**Short task:** Keep only the lines where "sometimes" appears.

##### Supplied information #####

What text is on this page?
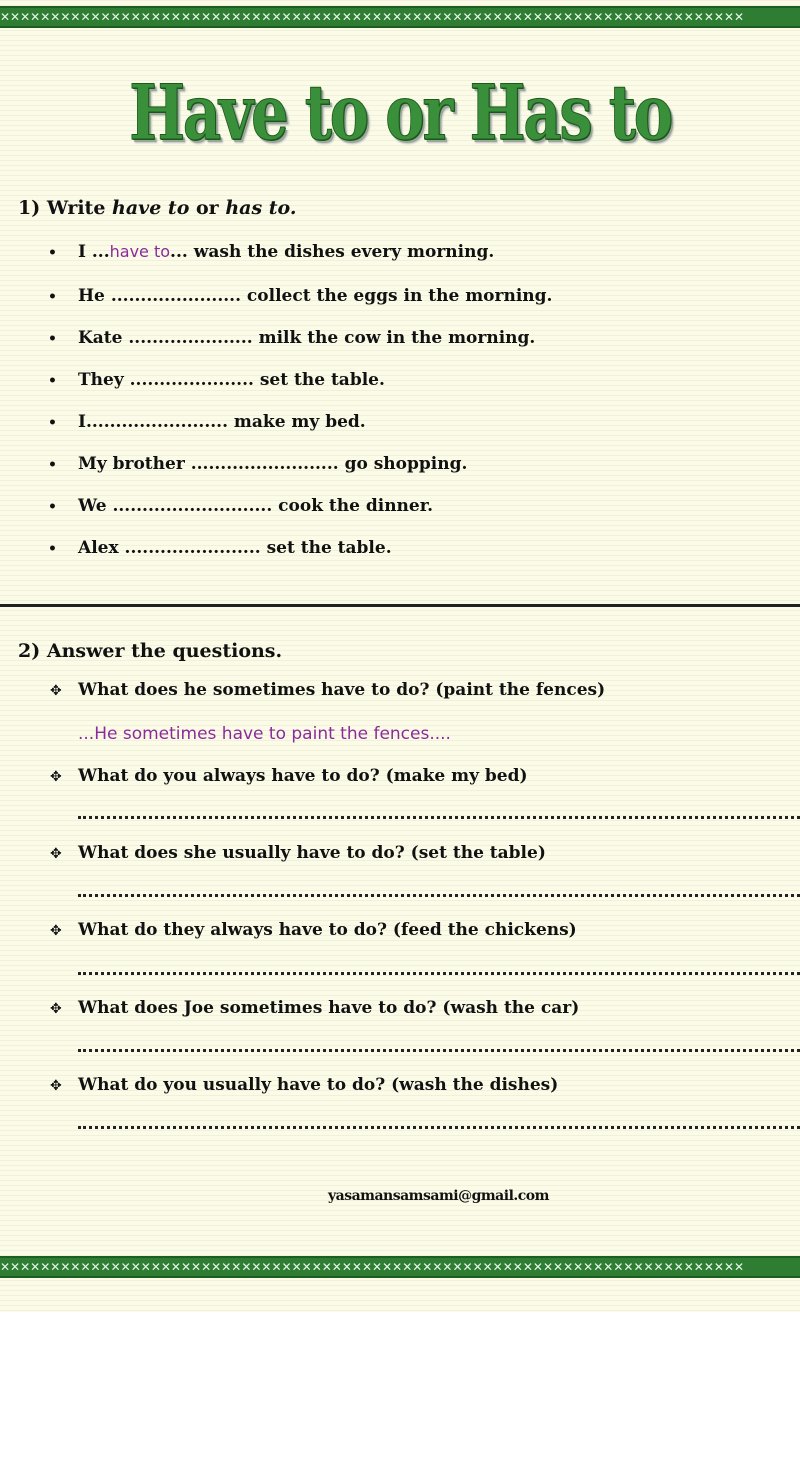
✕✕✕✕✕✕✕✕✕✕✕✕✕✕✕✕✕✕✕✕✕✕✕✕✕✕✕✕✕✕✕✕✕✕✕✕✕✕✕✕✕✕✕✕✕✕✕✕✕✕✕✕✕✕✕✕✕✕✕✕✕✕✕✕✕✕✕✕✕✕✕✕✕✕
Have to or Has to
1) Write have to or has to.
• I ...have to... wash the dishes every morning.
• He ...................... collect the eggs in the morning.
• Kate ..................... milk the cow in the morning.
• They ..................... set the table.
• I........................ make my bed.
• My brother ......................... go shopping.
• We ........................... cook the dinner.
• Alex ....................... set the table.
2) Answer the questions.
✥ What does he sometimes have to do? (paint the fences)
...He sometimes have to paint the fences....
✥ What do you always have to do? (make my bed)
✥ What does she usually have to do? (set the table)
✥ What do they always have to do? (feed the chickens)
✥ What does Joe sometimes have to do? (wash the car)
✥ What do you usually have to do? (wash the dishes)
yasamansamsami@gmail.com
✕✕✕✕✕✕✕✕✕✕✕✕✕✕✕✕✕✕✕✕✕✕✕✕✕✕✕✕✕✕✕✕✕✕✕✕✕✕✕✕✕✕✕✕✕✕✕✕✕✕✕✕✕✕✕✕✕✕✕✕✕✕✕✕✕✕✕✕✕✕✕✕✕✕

#####
##### Supplied information #####

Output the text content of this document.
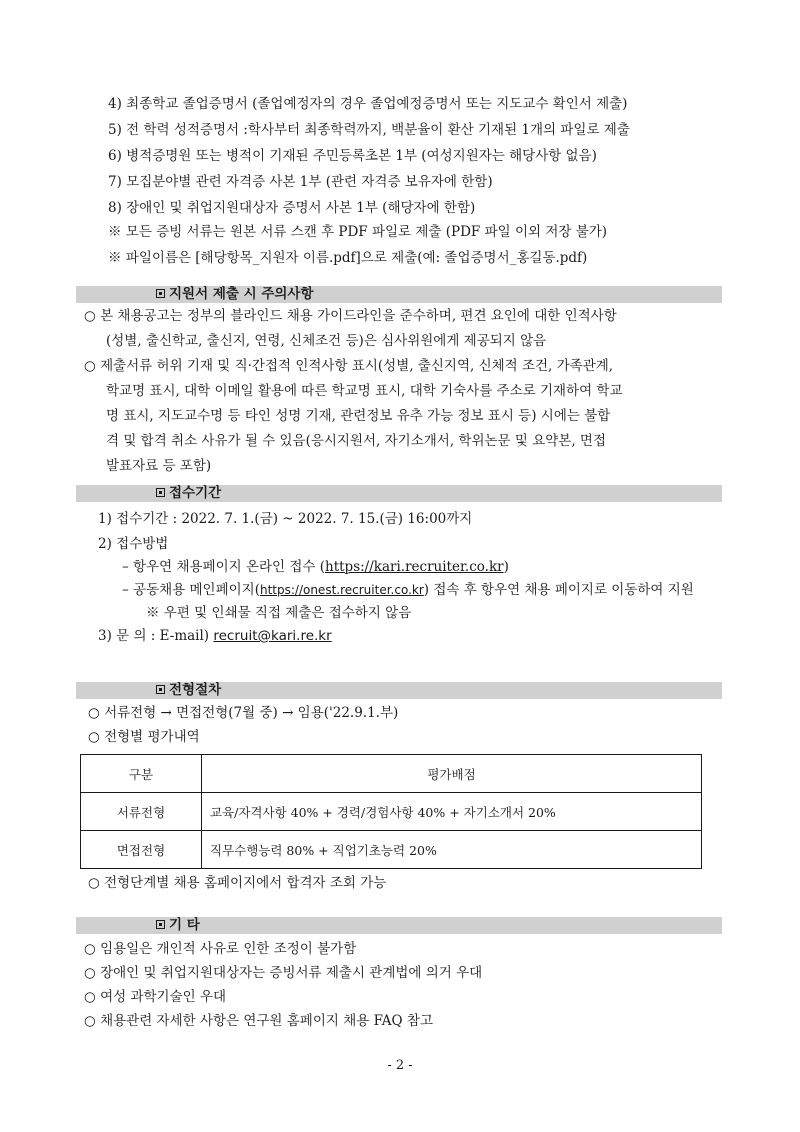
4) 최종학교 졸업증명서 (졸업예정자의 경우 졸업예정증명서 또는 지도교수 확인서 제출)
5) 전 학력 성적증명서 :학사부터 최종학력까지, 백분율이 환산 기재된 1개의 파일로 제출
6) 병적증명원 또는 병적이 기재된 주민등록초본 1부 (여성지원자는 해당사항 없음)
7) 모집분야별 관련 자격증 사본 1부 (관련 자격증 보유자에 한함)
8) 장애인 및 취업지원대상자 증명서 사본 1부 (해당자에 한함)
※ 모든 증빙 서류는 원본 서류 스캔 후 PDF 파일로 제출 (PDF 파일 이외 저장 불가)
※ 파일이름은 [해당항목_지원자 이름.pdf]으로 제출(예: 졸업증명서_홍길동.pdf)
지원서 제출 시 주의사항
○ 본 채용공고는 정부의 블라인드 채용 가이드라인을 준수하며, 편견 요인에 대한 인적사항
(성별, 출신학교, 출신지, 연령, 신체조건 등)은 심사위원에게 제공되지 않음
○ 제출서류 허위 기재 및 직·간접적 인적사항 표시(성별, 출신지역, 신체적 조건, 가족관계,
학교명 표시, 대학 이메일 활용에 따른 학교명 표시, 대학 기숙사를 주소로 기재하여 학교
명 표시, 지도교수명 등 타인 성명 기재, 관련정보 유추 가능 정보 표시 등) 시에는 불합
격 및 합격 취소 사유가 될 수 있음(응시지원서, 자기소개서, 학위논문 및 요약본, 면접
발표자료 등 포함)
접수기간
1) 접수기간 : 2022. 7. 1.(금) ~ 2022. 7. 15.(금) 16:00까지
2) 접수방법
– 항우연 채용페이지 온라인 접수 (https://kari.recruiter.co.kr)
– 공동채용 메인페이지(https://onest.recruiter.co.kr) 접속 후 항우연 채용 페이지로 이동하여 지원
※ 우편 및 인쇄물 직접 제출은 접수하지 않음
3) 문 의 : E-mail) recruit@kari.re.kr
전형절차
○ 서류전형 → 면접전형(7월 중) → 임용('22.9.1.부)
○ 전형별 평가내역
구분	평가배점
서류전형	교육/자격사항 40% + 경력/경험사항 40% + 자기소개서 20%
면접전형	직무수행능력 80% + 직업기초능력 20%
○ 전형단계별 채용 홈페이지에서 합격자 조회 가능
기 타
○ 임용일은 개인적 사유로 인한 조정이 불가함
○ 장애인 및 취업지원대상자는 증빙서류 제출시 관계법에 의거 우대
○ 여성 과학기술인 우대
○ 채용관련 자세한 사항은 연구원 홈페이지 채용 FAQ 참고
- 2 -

#####
##### Supplied information #####

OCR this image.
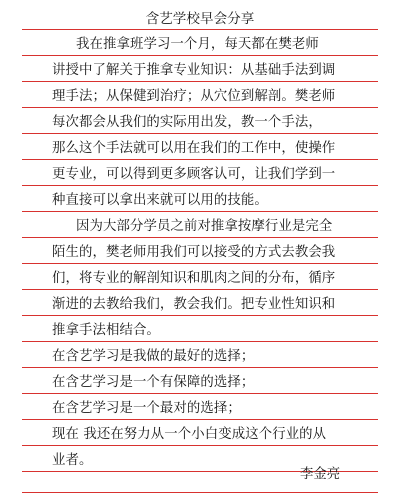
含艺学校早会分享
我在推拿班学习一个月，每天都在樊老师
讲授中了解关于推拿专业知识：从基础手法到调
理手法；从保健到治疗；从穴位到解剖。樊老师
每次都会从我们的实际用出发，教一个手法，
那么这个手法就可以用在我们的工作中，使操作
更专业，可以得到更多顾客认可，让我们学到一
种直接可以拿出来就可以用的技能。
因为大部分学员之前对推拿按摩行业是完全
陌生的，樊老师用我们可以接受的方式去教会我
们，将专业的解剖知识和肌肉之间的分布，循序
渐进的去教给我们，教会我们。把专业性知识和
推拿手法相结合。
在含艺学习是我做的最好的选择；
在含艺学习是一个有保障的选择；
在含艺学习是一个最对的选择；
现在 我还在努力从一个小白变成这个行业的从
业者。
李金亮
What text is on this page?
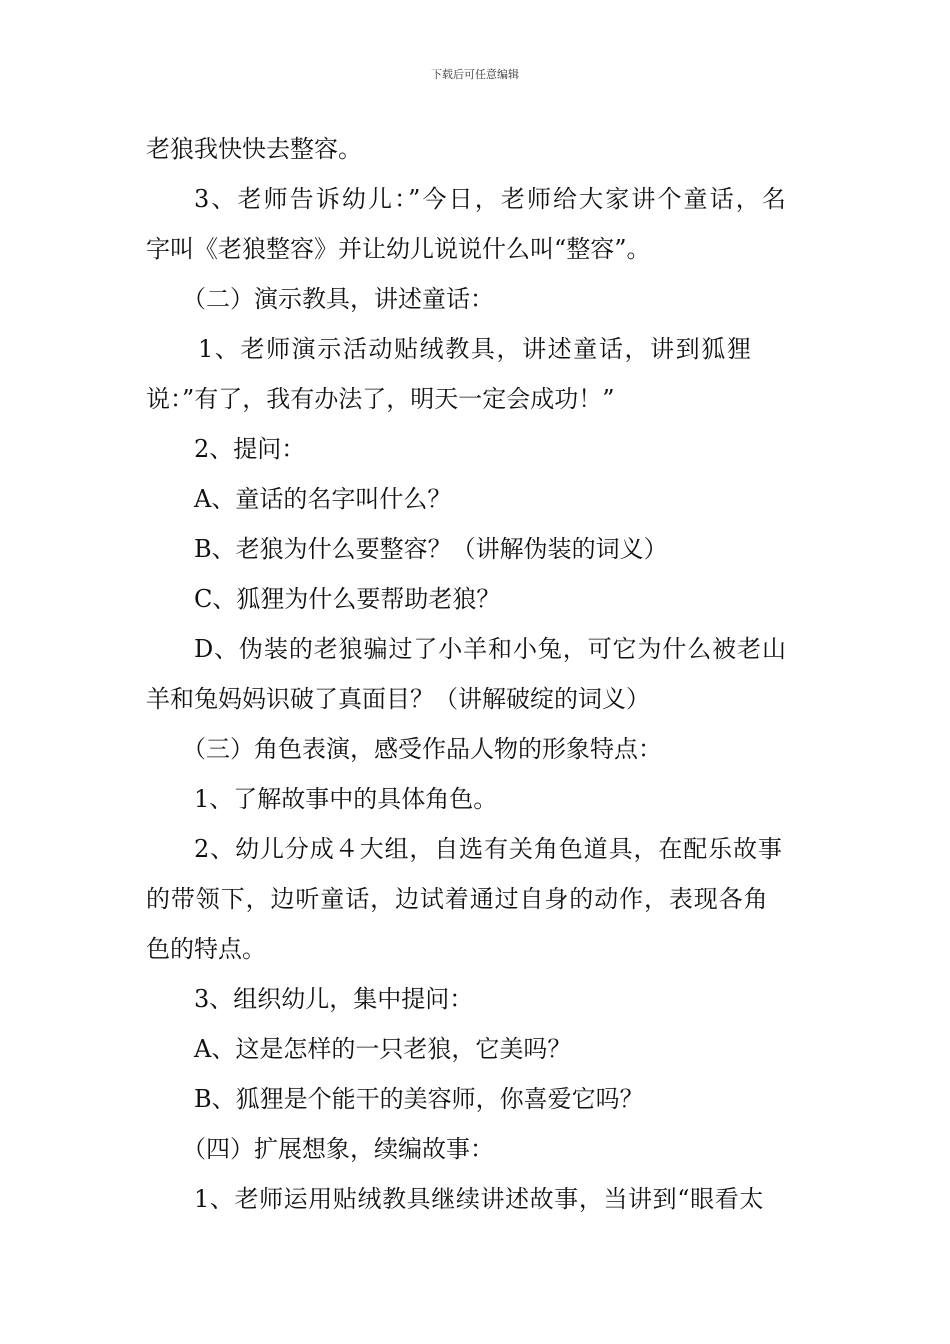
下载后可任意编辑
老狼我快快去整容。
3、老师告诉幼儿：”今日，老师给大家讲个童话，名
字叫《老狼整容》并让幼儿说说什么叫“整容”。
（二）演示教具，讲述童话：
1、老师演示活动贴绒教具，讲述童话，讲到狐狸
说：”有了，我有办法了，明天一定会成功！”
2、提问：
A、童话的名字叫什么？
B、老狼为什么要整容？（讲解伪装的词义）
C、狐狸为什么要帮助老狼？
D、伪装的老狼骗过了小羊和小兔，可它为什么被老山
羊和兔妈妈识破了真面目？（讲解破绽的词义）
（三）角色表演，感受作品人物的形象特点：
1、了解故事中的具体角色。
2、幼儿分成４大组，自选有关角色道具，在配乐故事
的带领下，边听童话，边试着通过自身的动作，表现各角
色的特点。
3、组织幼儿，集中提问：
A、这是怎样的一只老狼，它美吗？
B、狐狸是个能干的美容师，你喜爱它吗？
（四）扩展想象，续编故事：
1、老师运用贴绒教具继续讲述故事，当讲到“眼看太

#####

**The response:**
✥ What does he sometimes have to do? (paint the fences)
...He sometimes have to paint the fences....
✥ What does Joe sometimes have to do? (wash the car)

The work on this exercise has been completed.